_Direction_: Repeat all the records exactly, omitting pictures.

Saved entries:
********************

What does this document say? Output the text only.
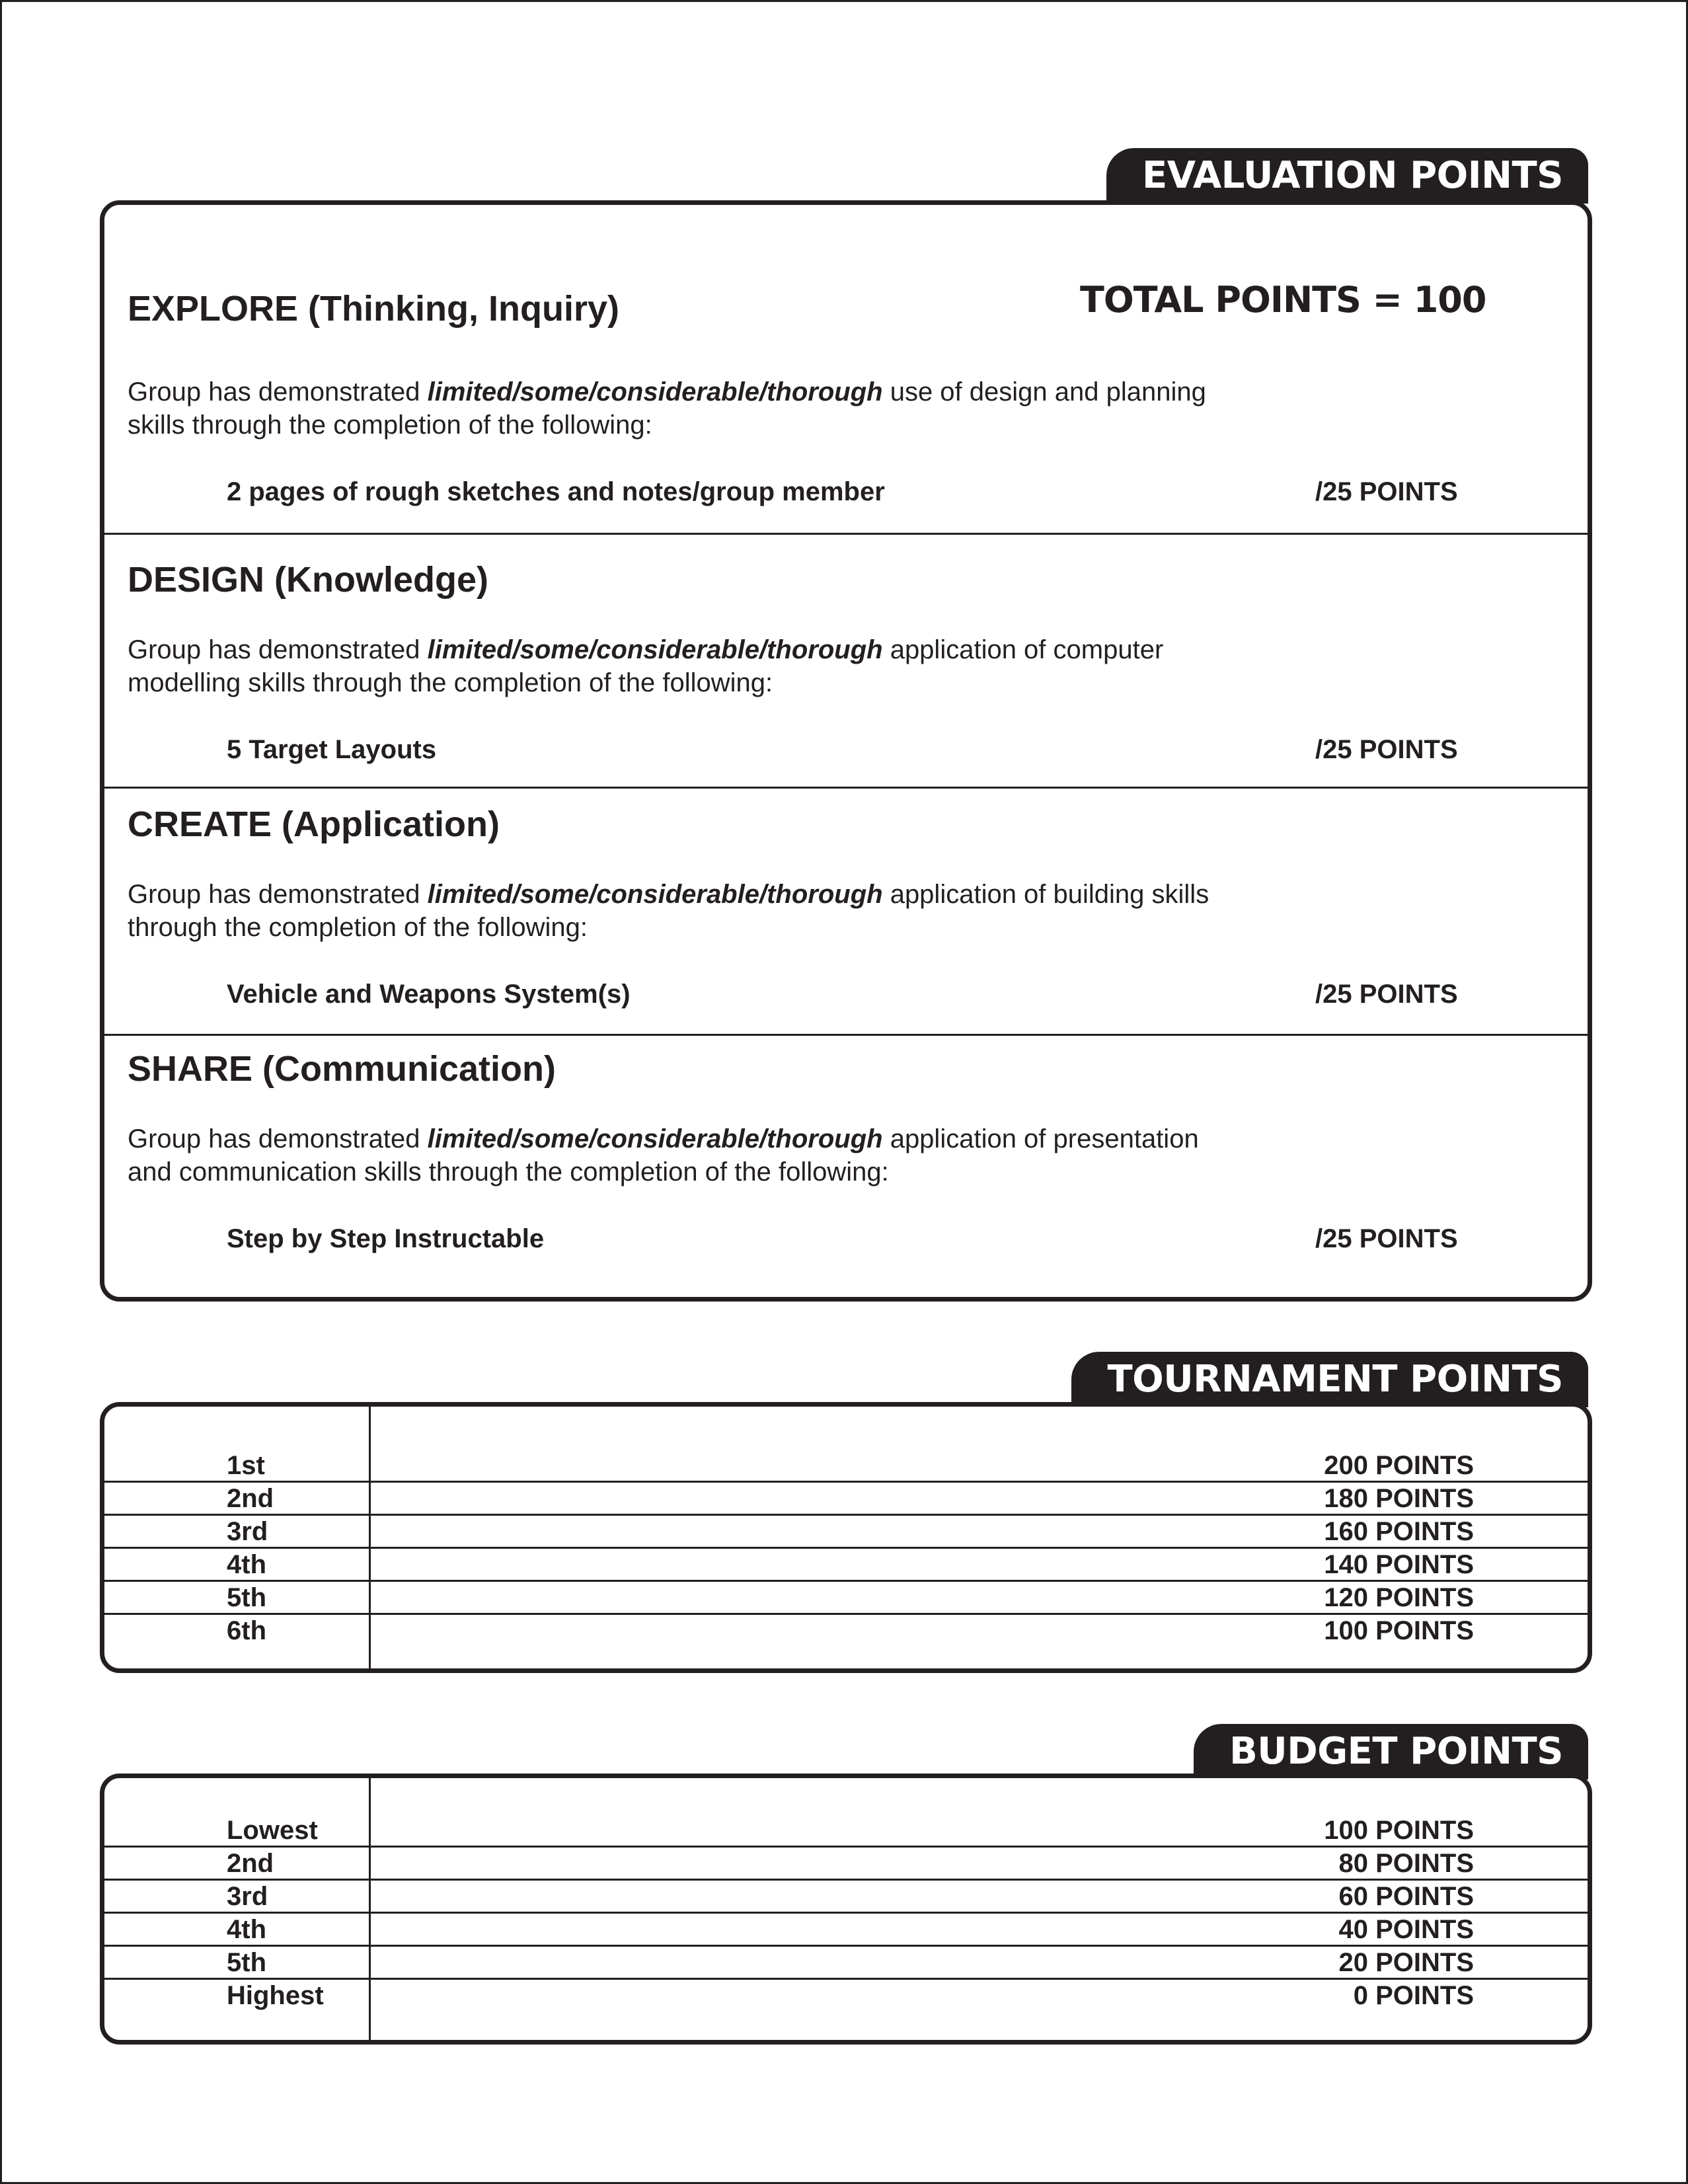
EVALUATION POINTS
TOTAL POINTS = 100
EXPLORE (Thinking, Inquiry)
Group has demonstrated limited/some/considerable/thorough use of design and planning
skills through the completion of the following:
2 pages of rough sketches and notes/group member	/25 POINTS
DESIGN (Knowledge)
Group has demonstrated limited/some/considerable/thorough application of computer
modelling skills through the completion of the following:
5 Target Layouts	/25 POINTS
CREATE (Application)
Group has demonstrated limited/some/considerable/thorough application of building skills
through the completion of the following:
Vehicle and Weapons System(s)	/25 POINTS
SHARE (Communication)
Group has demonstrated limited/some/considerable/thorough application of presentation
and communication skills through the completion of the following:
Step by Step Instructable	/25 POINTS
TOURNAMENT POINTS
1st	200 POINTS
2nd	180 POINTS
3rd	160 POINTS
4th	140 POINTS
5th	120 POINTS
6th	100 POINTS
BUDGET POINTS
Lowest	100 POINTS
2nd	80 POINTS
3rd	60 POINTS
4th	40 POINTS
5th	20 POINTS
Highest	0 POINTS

********************

_Exercise output_:
What does this document say? Output the text only.
EVALUATION POINTS
TOTAL POINTS = 100
EXPLORE (Thinking, Inquiry)
Group has demonstrated limited/some/considerable/thorough use of design and planning
skills through the completion of the following:
2 pages of rough sketches and notes/group member	/25 POINTS
DESIGN (Knowledge)
Group has demonstrated limited/some/considerable/thorough application of computer
modelling skills through the completion of the following:
5 Target Layouts	/25 POINTS
CREATE (Application)
Group has demonstrated limited/some/considerable/thorough application of building skills
through the completion of the following:
Vehicle and Weapons System(s)	/25 POINTS
SHARE (Communication)
Group has demonstrated limited/some/considerable/thorough application of presentation
and communication skills through the completion of the following:
Step by Step Instructable	/25 POINTS
TOURNAMENT POINTS
1st	200 POINTS
2nd	180 POINTS
3rd	160 POINTS
4th	140 POINTS
5th	120 POINTS
6th	100 POINTS
BUDGET POINTS
Lowest	100 POINTS
2nd	80 POINTS
3rd	60 POINTS
4th	40 POINTS
5th	20 POINTS
Highest	0 POINTS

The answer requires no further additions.